● WRITTEN EXERCISE
Please change "Localize" to "Locate" in everything from the start of the records down to the line containing "toc-entry[interactable] bbox=[358, 1046, 2157, 1072]", both included, and give those lines again with all else unchanged.

## start

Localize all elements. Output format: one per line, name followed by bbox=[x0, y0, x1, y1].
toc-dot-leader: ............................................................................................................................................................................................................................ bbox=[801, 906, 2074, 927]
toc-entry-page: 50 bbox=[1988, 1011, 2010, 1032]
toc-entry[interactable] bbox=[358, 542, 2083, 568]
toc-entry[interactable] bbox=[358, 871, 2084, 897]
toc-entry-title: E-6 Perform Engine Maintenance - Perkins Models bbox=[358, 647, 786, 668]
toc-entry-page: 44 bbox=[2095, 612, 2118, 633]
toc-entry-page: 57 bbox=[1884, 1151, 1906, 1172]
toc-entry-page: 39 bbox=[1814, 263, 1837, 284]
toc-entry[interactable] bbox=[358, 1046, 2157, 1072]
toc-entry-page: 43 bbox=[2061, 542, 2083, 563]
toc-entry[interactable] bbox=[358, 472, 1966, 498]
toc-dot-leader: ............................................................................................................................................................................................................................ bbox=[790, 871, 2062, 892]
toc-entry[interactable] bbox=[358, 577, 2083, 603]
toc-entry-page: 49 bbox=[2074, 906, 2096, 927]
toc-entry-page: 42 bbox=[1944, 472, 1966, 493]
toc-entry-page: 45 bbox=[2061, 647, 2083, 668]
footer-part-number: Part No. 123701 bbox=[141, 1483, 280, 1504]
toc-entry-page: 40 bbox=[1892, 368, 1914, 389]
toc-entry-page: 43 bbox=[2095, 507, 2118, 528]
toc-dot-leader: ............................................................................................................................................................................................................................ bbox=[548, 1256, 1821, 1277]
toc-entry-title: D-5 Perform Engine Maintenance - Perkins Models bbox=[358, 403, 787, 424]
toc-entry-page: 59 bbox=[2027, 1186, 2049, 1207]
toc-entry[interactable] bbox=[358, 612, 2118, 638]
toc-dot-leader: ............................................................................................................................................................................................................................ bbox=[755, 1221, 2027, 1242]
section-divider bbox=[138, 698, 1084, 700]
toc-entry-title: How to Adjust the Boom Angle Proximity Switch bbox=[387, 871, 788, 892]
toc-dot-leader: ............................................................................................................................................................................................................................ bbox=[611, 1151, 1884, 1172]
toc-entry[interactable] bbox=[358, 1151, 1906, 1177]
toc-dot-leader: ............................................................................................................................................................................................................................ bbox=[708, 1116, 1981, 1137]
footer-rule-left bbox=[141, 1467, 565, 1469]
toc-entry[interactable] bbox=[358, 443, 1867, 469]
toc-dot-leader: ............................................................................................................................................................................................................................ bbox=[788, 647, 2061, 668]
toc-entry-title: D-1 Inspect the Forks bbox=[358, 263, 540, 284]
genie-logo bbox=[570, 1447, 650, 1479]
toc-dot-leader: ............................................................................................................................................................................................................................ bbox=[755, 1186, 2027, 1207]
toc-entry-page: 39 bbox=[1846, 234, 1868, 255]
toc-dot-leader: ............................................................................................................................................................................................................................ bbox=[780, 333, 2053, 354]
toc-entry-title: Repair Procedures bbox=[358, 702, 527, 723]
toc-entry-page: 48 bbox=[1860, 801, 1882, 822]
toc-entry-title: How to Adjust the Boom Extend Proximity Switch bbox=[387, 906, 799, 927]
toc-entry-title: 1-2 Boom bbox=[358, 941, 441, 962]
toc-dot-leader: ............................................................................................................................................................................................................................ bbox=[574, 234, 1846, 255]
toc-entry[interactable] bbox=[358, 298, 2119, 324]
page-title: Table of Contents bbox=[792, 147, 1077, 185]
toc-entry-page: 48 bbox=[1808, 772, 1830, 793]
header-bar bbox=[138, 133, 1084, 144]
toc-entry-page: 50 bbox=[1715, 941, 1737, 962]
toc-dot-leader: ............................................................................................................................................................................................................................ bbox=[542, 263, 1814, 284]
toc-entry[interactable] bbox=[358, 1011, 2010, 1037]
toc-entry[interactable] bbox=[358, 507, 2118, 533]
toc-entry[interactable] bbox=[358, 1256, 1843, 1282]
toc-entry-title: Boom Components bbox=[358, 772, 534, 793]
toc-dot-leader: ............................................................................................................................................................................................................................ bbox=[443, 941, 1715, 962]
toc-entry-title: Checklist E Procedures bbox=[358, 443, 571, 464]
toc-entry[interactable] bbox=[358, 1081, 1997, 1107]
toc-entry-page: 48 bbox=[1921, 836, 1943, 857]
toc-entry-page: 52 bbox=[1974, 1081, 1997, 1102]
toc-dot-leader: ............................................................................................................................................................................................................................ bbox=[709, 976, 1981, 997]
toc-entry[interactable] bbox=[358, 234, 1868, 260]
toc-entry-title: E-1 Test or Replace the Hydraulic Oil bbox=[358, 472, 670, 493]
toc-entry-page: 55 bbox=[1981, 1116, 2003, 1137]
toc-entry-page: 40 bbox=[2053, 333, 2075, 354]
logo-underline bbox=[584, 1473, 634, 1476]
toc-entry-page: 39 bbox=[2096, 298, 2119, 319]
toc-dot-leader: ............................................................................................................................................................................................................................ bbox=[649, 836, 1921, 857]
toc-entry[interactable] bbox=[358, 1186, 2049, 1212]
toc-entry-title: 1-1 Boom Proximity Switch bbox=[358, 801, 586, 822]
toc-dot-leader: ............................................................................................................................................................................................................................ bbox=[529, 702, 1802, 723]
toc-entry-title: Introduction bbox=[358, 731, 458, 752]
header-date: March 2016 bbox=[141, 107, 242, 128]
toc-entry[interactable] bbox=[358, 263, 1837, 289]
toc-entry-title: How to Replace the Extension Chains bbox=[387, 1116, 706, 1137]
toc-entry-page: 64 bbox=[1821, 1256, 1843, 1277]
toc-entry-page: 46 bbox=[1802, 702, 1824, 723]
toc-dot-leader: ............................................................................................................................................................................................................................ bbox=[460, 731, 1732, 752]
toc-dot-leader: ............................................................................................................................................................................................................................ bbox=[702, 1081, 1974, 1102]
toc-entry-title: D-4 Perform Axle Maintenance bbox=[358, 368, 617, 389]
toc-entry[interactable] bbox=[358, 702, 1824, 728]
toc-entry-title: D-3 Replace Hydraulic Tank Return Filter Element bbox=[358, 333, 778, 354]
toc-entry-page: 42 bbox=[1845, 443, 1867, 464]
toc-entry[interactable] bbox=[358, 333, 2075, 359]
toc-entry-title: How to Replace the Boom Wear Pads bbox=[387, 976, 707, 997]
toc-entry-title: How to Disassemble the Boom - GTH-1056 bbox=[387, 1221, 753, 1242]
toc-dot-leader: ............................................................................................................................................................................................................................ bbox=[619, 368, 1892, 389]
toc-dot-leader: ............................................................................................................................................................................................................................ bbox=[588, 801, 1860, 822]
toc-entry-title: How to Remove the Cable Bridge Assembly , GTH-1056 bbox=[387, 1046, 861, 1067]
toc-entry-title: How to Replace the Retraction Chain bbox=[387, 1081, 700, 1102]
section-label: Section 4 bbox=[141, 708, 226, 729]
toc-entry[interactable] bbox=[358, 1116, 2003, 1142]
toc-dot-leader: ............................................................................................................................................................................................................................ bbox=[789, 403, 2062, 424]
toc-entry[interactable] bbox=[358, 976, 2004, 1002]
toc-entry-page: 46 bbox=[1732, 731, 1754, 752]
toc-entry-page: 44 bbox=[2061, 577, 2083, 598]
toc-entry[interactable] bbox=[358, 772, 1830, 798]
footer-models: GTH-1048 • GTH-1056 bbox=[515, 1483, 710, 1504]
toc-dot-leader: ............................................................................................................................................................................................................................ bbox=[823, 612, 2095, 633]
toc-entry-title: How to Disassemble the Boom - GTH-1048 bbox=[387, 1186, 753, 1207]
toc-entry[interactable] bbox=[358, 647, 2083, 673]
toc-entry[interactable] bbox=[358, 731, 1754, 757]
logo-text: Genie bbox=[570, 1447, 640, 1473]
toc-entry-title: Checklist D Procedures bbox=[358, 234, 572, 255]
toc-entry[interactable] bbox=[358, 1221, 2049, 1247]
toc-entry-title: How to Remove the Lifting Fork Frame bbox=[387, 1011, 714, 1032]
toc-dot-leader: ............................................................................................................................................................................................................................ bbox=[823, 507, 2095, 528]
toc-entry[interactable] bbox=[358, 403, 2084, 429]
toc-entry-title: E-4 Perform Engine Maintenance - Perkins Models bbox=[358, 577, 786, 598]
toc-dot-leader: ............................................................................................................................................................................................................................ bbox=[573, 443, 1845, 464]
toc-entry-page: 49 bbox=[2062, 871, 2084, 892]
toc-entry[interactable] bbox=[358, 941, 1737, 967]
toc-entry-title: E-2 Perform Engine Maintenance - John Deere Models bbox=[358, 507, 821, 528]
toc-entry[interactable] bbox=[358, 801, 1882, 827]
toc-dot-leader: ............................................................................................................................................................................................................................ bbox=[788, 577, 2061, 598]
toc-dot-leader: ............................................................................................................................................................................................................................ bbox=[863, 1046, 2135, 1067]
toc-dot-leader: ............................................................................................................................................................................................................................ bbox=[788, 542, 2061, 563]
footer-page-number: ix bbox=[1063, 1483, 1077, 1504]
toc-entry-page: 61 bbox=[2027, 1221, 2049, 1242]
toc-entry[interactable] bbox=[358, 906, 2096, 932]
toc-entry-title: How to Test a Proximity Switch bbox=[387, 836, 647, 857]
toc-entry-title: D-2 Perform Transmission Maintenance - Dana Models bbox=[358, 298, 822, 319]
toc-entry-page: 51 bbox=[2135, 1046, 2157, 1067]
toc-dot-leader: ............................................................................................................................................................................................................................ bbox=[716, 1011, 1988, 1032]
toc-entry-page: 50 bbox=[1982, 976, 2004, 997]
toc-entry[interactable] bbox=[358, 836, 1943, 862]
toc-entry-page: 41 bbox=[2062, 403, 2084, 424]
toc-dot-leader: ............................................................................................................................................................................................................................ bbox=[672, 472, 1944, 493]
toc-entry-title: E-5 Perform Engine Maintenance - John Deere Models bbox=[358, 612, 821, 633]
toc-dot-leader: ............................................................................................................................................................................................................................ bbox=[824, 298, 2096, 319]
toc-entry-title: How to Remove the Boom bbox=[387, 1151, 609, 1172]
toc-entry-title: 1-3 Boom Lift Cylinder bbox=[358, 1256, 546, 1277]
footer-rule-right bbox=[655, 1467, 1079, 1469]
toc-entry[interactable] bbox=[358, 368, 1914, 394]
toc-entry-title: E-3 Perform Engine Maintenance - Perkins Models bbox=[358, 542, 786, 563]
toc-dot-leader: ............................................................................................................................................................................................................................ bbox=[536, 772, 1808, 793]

## end

● RESULT OF THE TASK
Locate all elements. Output format: one per line, name followed by bbox=[x0, y0, x1, y1].
toc-dot-leader: ............................................................................................................................................................................................................................ bbox=[801, 906, 2074, 927]
toc-entry-page: 50 bbox=[1988, 1011, 2010, 1032]
toc-entry[interactable] bbox=[358, 542, 2083, 568]
toc-entry[interactable] bbox=[358, 871, 2084, 897]
toc-entry-title: E-6 Perform Engine Maintenance - Perkins Models bbox=[358, 647, 786, 668]
toc-entry-page: 44 bbox=[2095, 612, 2118, 633]
toc-entry-page: 57 bbox=[1884, 1151, 1906, 1172]
toc-entry-page: 39 bbox=[1814, 263, 1837, 284]
toc-entry[interactable] bbox=[358, 1046, 2157, 1072]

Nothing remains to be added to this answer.